_AIM:_ Calculate how many lines in the following records hold the word "title", and report that number without comment.

═══ RECORDS SHOWN

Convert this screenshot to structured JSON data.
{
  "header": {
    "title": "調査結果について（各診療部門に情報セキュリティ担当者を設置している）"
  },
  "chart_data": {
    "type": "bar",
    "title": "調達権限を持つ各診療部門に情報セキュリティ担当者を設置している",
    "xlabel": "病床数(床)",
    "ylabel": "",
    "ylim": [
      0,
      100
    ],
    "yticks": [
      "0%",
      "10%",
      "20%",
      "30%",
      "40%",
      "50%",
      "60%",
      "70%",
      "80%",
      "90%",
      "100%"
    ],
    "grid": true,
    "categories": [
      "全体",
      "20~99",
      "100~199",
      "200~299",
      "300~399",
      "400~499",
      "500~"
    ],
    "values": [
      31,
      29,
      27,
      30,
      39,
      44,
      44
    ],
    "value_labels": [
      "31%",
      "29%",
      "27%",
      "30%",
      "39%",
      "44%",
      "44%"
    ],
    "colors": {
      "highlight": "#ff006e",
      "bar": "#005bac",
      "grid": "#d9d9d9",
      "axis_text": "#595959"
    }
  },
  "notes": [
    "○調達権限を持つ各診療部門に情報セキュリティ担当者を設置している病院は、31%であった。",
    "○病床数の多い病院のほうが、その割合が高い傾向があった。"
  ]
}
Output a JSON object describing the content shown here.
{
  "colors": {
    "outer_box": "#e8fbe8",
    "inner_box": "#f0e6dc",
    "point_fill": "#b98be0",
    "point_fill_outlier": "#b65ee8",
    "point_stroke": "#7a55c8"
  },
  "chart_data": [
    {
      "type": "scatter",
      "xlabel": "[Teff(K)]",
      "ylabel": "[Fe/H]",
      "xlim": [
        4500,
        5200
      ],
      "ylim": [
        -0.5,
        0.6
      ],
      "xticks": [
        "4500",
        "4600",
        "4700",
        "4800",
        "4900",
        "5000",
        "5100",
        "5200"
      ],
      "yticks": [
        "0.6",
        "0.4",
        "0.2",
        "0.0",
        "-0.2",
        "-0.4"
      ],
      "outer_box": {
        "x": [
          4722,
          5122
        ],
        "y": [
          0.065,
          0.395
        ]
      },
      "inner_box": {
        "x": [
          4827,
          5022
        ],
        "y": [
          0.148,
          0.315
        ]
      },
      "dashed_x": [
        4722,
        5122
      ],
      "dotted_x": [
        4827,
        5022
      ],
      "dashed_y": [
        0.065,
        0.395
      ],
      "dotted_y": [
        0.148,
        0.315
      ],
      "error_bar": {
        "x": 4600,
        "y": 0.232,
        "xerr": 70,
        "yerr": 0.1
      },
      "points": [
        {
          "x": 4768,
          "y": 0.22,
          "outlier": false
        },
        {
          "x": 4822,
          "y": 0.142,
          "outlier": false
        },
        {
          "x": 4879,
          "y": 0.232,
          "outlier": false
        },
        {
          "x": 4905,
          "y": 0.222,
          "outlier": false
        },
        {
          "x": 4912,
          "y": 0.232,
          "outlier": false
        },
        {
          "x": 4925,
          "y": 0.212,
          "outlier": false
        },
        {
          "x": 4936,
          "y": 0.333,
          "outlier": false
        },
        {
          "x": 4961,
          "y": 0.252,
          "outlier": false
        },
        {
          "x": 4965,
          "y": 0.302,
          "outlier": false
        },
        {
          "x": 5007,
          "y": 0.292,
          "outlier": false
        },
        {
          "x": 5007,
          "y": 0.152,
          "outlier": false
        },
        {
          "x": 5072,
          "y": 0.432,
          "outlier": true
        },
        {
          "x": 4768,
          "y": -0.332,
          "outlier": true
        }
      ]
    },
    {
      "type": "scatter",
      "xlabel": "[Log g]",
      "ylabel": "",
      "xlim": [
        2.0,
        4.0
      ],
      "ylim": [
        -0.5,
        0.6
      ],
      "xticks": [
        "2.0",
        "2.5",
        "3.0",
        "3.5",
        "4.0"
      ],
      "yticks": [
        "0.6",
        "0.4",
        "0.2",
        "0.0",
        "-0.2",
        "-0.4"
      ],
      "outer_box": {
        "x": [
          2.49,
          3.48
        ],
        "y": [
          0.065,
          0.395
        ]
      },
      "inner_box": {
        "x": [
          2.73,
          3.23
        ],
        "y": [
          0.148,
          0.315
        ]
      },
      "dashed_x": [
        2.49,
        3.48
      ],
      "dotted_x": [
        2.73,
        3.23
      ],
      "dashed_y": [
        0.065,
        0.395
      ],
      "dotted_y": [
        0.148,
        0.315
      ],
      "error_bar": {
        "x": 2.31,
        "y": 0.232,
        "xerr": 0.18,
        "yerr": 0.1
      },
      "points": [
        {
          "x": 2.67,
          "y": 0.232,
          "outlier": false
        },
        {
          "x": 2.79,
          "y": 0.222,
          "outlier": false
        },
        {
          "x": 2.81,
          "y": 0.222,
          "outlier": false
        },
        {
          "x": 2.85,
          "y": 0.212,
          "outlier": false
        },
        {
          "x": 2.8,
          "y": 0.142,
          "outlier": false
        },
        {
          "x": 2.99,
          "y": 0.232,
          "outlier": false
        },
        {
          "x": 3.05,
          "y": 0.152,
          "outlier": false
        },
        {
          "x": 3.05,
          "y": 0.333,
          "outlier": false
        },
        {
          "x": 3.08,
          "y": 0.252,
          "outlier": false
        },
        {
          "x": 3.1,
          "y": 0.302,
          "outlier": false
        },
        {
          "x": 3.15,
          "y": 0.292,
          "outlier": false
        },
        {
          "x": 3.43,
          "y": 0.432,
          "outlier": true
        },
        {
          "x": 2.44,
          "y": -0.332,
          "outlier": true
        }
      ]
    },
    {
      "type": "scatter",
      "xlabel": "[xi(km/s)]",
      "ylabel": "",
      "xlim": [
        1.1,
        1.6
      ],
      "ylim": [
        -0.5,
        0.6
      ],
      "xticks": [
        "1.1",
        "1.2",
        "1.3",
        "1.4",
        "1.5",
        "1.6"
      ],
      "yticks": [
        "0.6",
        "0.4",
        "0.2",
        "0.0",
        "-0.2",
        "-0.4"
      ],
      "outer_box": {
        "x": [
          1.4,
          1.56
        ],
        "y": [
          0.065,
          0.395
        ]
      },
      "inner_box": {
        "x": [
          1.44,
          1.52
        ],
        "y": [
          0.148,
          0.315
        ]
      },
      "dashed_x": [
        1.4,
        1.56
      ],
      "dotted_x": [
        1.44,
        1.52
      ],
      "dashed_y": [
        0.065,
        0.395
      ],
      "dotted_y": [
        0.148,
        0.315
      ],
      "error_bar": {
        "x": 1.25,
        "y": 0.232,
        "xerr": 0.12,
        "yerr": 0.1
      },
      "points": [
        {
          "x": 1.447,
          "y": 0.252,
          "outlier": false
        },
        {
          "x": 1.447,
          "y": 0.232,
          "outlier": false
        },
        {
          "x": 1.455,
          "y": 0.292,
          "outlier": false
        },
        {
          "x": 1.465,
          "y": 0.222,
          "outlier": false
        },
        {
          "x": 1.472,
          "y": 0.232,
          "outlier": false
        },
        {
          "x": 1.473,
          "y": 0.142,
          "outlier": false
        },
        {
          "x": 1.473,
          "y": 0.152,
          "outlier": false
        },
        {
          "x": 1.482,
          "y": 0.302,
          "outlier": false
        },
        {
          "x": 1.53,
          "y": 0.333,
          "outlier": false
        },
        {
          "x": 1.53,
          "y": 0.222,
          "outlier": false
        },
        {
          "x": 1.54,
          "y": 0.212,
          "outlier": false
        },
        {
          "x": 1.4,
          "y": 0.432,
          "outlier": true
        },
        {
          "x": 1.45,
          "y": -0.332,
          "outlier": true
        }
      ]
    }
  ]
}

══════

_EXPECTED ANSWER:_ 2